Aim:
Gather all lines from the material that contain "question".

------ Input material ------

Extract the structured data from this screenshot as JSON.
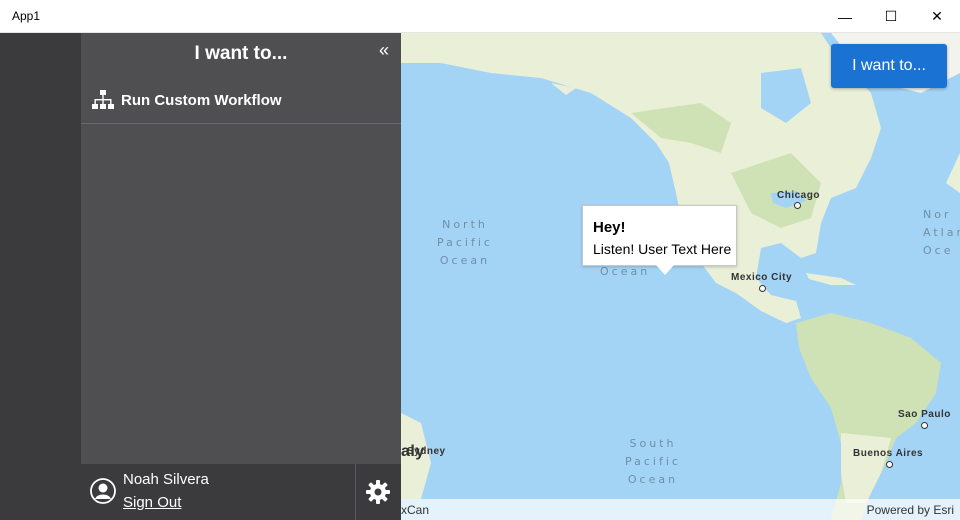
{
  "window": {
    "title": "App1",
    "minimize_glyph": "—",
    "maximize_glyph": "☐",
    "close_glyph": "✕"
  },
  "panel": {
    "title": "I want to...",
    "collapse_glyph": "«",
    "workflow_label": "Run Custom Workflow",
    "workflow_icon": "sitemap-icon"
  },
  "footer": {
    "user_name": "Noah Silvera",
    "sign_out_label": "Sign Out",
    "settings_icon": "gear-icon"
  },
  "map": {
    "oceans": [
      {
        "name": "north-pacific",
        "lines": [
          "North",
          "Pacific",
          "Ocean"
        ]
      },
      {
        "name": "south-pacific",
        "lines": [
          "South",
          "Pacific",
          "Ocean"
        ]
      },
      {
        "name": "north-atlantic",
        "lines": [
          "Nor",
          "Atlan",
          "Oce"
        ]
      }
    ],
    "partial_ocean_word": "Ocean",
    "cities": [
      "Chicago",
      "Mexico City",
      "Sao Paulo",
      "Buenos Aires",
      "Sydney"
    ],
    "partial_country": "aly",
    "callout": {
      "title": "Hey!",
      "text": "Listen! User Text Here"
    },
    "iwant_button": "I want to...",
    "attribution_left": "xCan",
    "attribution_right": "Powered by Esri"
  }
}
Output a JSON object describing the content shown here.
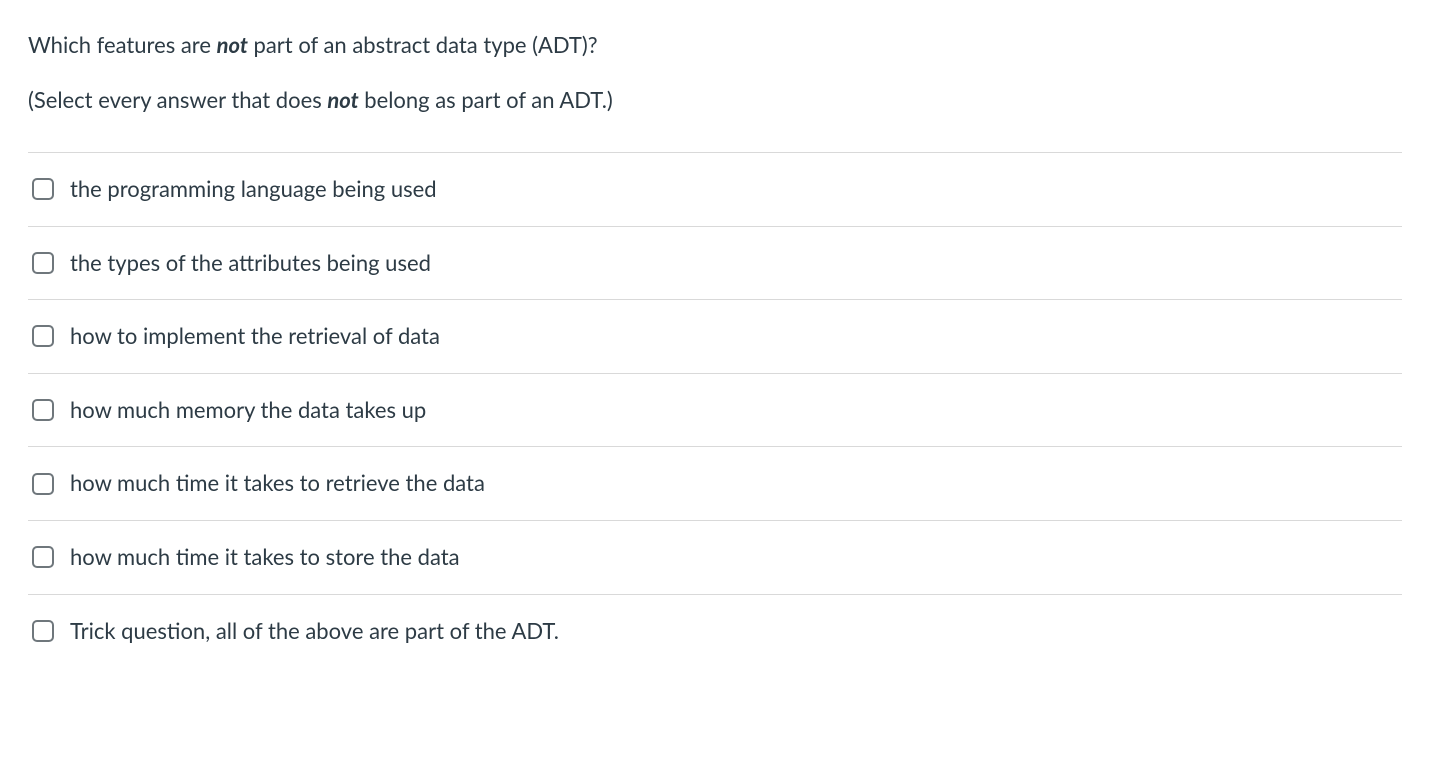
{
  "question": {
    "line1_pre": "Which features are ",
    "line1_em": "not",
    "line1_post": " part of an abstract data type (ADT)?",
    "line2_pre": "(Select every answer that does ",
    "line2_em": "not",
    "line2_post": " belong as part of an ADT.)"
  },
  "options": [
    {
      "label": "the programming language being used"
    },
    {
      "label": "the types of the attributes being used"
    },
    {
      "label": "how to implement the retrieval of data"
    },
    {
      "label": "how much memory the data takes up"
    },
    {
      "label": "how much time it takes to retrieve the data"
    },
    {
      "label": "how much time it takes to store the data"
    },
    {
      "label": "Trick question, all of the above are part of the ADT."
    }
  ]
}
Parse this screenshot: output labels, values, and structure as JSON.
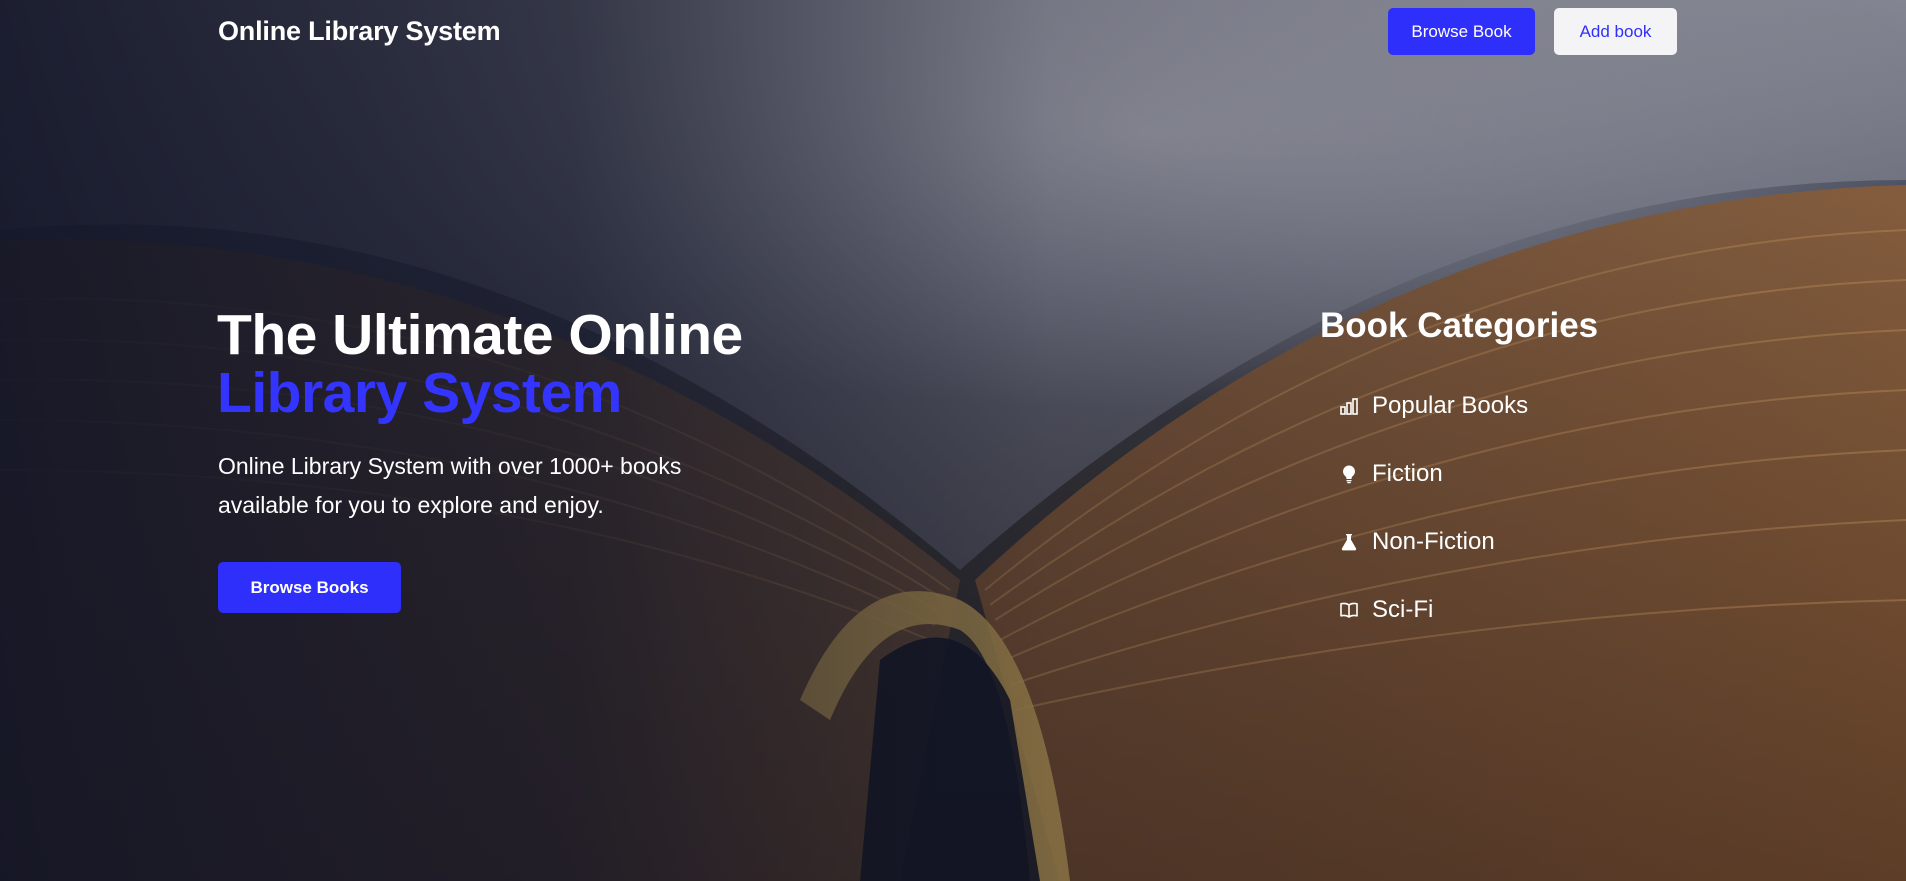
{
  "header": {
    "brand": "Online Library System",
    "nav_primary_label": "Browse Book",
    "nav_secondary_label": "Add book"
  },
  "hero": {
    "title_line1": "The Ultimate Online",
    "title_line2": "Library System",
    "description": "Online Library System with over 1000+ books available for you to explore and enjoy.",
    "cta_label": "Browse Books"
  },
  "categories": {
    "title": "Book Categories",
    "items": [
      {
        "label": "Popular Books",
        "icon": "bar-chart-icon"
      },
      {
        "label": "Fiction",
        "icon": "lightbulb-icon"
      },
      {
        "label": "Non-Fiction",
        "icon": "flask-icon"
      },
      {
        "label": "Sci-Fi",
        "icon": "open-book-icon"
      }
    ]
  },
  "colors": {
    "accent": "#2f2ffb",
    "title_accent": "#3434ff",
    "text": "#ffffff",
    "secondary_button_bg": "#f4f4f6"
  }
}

------

Output of the task:
  "question": {
      "label": "Trick question, all of the above are part of the ADT."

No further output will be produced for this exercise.